### What is being asked
Select and reproduce each line of the listing below that bears the string "JSON".

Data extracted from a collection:

[Begin]

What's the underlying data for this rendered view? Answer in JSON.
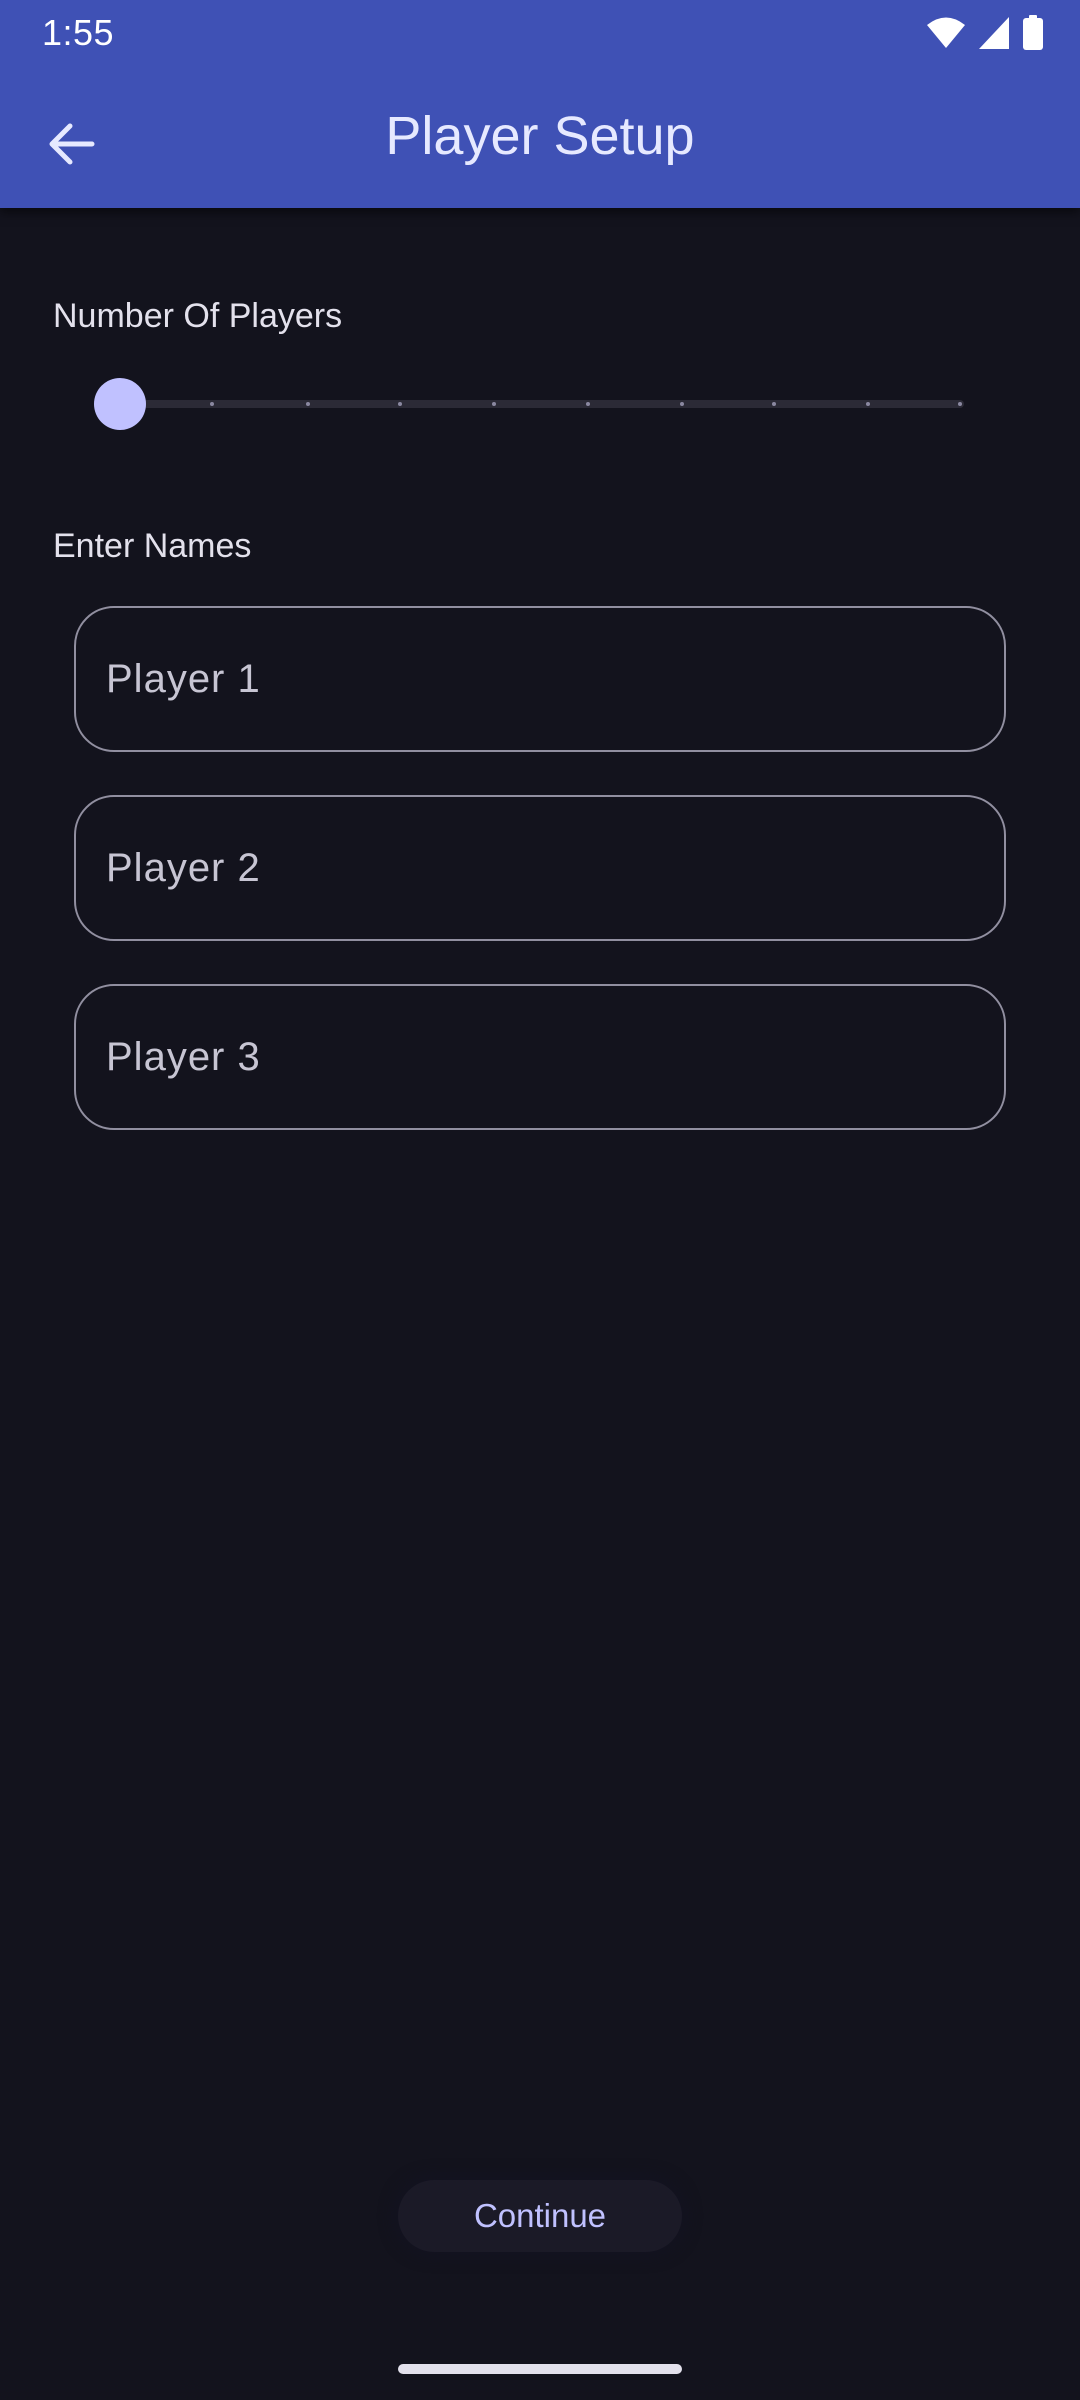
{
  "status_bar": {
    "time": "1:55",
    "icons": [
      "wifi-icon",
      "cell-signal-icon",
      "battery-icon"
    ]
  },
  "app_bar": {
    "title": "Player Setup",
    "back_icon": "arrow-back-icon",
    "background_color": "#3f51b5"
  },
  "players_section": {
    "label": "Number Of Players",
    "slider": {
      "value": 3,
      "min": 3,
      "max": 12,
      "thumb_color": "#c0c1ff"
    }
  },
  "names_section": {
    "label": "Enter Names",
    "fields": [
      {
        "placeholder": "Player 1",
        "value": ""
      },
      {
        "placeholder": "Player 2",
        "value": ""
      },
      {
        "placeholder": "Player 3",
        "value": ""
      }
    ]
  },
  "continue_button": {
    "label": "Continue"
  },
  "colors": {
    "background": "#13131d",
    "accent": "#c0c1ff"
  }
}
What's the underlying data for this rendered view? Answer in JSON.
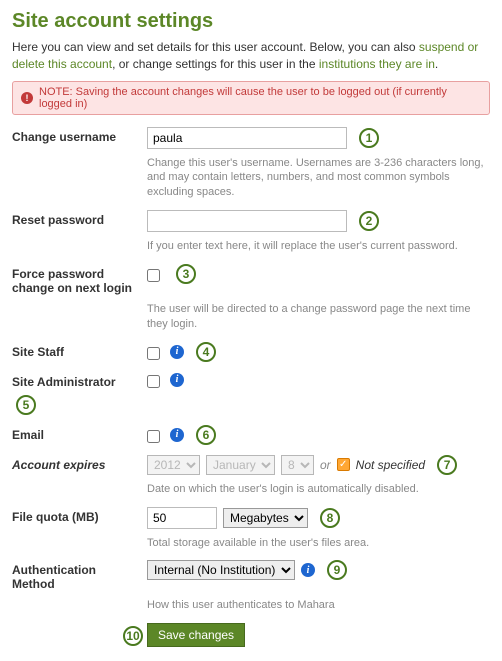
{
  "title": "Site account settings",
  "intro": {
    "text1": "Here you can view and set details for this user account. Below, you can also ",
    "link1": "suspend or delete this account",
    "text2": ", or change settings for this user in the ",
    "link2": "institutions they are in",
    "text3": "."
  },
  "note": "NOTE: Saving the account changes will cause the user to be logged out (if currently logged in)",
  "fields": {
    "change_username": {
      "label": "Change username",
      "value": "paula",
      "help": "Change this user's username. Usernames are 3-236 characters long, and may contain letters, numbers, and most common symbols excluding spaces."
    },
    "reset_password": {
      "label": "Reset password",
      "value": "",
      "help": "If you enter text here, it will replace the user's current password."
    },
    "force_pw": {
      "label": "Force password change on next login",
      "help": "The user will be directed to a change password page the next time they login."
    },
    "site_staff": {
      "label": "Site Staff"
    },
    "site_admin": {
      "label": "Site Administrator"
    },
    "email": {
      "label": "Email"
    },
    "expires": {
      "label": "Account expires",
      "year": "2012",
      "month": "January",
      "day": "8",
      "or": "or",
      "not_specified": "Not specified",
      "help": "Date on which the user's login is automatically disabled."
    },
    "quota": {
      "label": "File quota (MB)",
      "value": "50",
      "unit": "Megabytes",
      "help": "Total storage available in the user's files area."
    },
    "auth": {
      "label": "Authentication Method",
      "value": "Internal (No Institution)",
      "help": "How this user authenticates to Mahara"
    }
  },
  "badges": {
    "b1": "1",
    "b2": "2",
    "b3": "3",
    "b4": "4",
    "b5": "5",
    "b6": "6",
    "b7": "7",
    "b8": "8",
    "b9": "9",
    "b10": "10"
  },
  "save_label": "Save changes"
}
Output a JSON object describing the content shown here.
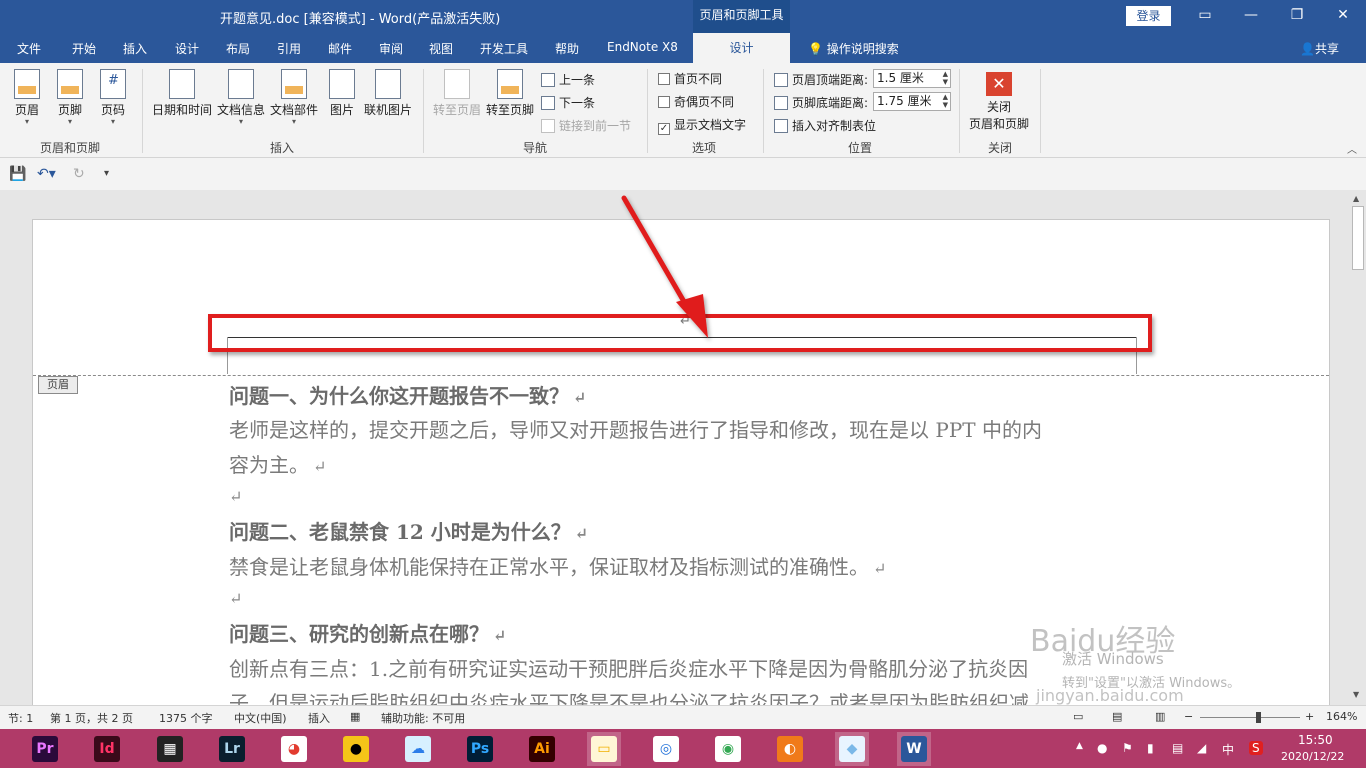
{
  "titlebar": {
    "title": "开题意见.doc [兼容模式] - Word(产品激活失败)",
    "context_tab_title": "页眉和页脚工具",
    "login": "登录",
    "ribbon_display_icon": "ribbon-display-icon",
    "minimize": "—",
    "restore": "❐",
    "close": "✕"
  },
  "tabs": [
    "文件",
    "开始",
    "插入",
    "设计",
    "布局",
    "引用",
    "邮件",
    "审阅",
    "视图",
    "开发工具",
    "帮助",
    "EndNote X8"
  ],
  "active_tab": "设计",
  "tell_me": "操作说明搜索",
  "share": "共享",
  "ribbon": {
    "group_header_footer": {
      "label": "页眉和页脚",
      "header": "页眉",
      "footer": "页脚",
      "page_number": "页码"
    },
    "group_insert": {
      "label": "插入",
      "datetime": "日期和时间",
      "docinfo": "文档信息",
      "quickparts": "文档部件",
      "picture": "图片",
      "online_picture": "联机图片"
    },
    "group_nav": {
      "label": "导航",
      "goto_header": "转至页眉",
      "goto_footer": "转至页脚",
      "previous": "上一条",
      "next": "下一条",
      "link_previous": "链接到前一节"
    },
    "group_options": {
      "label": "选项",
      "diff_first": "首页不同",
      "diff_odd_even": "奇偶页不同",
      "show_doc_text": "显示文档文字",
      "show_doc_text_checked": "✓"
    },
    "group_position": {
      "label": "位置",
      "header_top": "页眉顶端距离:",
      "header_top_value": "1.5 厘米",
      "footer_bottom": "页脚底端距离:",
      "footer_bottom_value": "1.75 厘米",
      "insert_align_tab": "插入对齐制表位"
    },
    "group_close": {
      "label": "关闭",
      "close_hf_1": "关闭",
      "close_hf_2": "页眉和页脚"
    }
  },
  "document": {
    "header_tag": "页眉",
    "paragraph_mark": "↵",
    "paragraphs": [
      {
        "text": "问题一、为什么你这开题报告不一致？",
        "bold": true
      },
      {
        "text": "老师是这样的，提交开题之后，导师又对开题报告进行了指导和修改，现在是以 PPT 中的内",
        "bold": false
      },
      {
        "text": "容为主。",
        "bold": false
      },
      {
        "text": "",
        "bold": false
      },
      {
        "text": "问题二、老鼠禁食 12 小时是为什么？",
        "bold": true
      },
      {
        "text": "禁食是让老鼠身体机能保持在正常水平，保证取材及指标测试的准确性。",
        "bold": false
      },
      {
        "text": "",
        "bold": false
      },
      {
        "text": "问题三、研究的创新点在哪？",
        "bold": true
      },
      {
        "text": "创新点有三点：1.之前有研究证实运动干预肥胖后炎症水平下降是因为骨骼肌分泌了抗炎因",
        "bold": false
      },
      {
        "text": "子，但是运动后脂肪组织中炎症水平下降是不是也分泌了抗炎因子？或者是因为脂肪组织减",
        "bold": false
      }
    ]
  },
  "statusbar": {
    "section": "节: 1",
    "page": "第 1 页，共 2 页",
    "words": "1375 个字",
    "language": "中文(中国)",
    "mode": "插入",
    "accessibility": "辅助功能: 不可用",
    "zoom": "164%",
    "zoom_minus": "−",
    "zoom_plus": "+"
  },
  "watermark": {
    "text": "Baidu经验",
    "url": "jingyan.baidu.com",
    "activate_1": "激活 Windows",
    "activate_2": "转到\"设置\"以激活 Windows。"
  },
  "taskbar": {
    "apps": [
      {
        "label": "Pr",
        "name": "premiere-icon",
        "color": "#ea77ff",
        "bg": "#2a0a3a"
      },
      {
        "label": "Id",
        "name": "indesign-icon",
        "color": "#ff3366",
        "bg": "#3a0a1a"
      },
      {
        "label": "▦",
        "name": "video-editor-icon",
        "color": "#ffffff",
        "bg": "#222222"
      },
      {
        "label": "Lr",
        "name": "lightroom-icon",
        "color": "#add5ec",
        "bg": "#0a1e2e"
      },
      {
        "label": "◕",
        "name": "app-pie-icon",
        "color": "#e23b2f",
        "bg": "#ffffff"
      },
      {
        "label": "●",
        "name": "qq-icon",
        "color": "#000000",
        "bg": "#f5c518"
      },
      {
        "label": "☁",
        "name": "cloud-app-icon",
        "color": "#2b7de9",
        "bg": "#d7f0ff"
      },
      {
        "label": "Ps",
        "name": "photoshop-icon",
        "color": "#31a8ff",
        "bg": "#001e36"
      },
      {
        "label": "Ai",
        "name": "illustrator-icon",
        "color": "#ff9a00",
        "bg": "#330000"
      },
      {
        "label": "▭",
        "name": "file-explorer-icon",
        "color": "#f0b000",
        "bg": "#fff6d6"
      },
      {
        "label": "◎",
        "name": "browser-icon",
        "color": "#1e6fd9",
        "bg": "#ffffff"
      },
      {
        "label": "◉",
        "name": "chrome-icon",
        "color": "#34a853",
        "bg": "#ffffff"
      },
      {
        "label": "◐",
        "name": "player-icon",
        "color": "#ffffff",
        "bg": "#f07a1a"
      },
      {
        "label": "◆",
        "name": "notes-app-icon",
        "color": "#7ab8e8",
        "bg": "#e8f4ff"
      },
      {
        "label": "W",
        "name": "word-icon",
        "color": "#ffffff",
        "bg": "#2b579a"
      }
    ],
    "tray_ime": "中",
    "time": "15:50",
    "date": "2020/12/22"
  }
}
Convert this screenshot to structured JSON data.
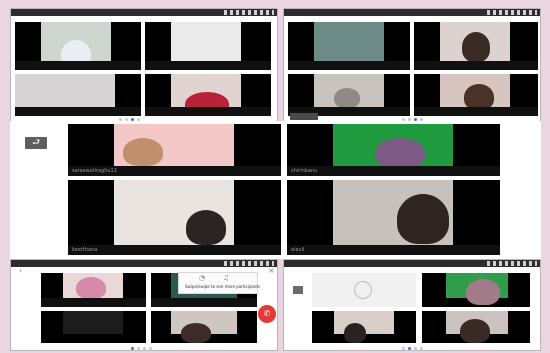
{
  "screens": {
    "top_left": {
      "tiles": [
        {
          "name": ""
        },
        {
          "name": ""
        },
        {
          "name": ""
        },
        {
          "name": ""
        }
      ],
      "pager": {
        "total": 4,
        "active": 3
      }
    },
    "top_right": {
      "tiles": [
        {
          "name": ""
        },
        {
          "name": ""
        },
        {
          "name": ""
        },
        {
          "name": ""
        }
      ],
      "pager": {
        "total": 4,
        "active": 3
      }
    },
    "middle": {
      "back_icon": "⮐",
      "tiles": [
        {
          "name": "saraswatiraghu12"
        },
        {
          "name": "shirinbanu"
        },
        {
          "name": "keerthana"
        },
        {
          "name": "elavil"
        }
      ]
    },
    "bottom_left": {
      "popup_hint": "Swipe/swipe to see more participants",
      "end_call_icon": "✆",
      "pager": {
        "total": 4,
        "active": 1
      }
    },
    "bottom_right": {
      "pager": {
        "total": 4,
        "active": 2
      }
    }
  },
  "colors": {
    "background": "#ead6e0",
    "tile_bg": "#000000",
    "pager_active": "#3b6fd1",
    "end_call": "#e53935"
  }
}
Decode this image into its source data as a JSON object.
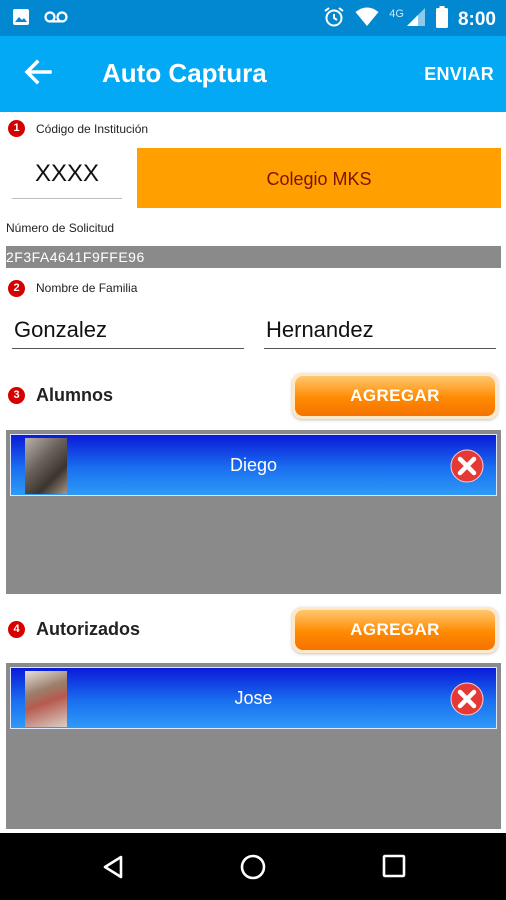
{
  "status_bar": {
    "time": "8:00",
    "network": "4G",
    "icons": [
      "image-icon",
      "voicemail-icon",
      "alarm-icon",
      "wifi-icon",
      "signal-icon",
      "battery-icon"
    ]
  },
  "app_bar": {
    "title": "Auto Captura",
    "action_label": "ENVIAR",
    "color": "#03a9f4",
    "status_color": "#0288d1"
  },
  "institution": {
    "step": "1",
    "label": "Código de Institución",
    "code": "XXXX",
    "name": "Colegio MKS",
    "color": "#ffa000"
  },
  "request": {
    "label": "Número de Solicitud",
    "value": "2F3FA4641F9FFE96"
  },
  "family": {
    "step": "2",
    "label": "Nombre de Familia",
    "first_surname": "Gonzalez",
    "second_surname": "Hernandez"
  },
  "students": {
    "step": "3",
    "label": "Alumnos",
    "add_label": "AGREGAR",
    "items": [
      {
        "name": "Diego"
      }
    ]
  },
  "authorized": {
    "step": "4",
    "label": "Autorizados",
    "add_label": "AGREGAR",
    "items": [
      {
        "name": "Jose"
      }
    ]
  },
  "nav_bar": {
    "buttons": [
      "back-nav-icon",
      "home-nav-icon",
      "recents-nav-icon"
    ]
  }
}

[End]

### Response to this exercise
What's the underlying data for this rendered view? Answer in JSON.
What's the underlying data for this rendered view? Answer in JSON.
Output a JSON object describing the content shown here.
Convert this screenshot to structured JSON data.
Decode this image into its source data as a JSON object.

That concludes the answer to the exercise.